■ Ausgangstext ■
---------------
Für einmal sitzt Giulia Sorrentino auf der anderen Seite: Normalerweise befragt die 28-Jährige ihre InterviewpartnerInnen und KlientInnen, heute stellt sie sich den Fragen der «Bock»-Redaktorin. Neben den persönlichen Life-Coachings, welche die Schaffhauserin seit Herbst 2022 anbietet, hat Giulia Sorrentino den Podcast «The Shameless Place» (Deutsch: der schamlose Ort) ins Leben gerufen. In diesem sprechen ExpertInnen und Betroffene über gesellschaftliche Tabuthemen und ihre eigenen Lebensgeschichten: Angefangen bei emotionalem Essen und Fressattacken über Fragen wie «Was willst du wirklich in einer Beziehung?» oder «Was sind die Konsequenzen, ohne einen Vater aufzuwachsen?» bis zu einem Interview mit einer Energieheilerin zum Thema Krankheiten. «Mit meinem Format will ich Denkanstösse zu mit Scham behafteten Themen geben», so die Podcasterin. Die Folgen dauern zwischen 15 Minuten und 1,5 Stunden – 15 an der Zahl hat die Schaffhauserin bisher veröffentlicht und zählt durchschnittlich zwischen 80 und 200 HörerInnen.
Das Gespür für Menschen
Giulia Sorrentino ist in Herblingen aufgewachsen und hat dort die obligatorische Schule absolviert. «Ich wusste immer, was ich beruflich nicht will, aber nie, was ich will», erinnert sie sich. Nach dem zehnten Schuljahr, das die Pferdefanatikerin berufsbegleitend neben dem Praktikum zur Bereiterin absolvierte, entschied sie sich nach langem Überlegen für eine Lehre als Coiffeuse. «Ich habe den Beruf geliebt – das Kreative, etwas mit den Händen zu erschaffen und gleichzeitig so viele verschiedene Menschen kennenzulernen.» Auch nach Lehrabschluss arbeitete sie über fünf Jahre im Beruf weiter. Was sie jedoch immer störte: «Man musste sehr viel leisten und hat wenig verdient. Ich habe in dieser Zeit gelebt, um zu arbeiten.»
---------------
■ Aufgabe A ■
Prüfe, ob die folgenden Aussagen mit dem Text über Giulia Sorrentino übereinstimmen, und beantworte jede mit Ja oder Nein samt den entscheidenden Worten des Textes im genauen Wortlaut: (i) Sie bietet seit Herbst 2022 persönliche Life-Coachings an. (ii) Von ihrem Podcast sind bisher 20 Folgen erschienen. (iii) Nach dem Lehrabschluss hat sie nicht mehr als Coiffeuse gearbeitet.
■ Aufgabe B ■
Schreibe den Text über Giulia Sorrentino im Anschluss an seinen letzten Satz weiter.
Die Einträge stammen aus einer anderen Quelle als der Text über Giulia Sorrentino.

■ Datenauszug ■
---------------
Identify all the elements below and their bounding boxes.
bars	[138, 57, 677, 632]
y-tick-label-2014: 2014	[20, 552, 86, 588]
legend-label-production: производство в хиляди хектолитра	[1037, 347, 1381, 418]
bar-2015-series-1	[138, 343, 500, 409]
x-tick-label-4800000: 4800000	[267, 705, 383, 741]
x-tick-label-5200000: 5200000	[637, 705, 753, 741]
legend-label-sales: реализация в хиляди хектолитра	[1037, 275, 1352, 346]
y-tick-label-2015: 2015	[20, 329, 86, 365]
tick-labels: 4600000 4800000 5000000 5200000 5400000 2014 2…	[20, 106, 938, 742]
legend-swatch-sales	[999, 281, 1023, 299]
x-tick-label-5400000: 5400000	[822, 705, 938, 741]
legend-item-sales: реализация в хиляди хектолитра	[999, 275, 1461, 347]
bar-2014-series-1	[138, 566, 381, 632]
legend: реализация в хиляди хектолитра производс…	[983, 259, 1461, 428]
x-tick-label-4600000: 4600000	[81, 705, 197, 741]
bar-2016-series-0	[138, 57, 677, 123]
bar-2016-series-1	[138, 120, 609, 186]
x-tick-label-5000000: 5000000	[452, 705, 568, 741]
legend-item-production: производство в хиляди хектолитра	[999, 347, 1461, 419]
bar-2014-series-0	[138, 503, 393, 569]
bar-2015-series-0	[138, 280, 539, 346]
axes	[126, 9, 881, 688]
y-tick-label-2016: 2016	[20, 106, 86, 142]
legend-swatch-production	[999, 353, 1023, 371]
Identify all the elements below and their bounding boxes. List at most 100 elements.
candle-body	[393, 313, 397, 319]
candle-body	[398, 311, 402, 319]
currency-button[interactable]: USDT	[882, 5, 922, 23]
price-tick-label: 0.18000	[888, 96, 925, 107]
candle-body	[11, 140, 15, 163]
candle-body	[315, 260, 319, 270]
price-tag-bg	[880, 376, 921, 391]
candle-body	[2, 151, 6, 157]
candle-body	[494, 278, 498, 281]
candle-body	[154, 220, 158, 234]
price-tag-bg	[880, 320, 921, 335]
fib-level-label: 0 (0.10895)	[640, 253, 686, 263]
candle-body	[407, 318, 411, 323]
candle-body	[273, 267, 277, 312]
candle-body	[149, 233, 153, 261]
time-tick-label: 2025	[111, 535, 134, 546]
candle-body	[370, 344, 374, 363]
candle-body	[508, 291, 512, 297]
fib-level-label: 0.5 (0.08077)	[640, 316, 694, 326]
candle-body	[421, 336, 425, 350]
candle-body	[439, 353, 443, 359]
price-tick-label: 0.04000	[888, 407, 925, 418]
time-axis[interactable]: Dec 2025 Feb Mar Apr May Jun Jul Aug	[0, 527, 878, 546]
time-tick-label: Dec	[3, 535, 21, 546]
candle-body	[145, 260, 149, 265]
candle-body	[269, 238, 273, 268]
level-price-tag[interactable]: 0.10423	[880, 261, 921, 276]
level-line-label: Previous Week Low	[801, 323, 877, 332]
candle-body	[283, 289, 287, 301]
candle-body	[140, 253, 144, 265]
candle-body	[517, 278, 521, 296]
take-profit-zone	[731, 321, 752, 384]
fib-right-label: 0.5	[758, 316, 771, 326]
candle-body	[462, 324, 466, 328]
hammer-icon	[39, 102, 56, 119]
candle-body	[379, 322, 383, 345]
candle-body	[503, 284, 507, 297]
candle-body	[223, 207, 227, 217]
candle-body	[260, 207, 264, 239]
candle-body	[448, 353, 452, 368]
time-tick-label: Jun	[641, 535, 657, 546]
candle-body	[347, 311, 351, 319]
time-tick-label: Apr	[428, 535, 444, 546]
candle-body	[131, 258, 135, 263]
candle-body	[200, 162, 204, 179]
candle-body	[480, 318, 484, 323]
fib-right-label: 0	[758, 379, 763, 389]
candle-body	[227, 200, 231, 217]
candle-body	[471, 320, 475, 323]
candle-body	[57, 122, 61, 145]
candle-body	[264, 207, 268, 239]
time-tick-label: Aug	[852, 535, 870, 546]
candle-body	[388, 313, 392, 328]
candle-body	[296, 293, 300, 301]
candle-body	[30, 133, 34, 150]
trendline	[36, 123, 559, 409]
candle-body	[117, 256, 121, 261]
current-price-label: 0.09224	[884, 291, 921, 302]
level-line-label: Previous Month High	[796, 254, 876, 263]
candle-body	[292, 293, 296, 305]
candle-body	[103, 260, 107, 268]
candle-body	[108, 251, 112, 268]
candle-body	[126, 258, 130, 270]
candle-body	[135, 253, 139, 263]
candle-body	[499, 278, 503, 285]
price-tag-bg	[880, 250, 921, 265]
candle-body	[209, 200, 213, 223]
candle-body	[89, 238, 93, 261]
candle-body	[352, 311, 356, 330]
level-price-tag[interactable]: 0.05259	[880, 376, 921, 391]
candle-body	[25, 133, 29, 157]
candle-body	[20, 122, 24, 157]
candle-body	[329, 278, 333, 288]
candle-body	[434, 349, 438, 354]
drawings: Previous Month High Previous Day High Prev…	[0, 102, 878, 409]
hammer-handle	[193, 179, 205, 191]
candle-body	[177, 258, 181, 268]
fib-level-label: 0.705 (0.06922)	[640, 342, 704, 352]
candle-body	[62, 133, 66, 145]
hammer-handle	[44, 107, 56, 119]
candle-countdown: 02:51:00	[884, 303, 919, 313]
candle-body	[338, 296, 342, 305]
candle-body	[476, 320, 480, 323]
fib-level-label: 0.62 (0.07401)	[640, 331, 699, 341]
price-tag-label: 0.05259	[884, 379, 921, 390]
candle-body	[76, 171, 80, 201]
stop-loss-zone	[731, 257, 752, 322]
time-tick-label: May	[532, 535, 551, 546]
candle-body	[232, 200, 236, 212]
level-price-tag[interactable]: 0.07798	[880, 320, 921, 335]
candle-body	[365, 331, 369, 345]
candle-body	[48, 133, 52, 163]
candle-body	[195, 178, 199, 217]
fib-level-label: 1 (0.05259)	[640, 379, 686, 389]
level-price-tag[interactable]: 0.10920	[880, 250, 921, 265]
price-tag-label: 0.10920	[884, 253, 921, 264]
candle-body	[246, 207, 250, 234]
---------------
■ Ergebnis A ■
(i) Ja: „Neben den persönlichen Life-Coachings, welche die Schaffhauserin seit Herbst 2022 anbietet“
(ii) Nein: „15 an der Zahl hat die Schaffhauserin bisher veröffentlicht“
(iii) Nein: „Auch nach Lehrabschluss arbeitete sie über fünf Jahre im Beruf weiter.“

■ Ergebnis B ■
Daraufhin weitete sie ihren Blick aus: «Psychologie, Persönlichkeitsentwicklung und Spiritualität haben mich schon immer interessiert», erzählt sie. «Auf natürliche Art habe ich ein gutes Gespür für Menschen und las bereits als 13-Jährige Bücher zu diesen Themen.» Somit entschied sie sich für die einjährige Ausbildung zur ILP-Coachin. Hauptberuflich arbeitete Giulia Sorrentino zwischenzeitlich in der Produktion bei der IWC, später in einem Kaffeemaschinengeschäft und aktuell in der Kleiderboutique La Strada in der Schaffhauser Altstadt. «Ich war schon immer vielseitig interessiert.» Doch ihre Berufung fand sie erst im Coachingbereich – woraufhin sie weitere Tages- und Wochenendseminare besuchte und mittlerweile ihr Festanstellungs-Pensum in der Boutique auf 50 Prozent reduziert hat.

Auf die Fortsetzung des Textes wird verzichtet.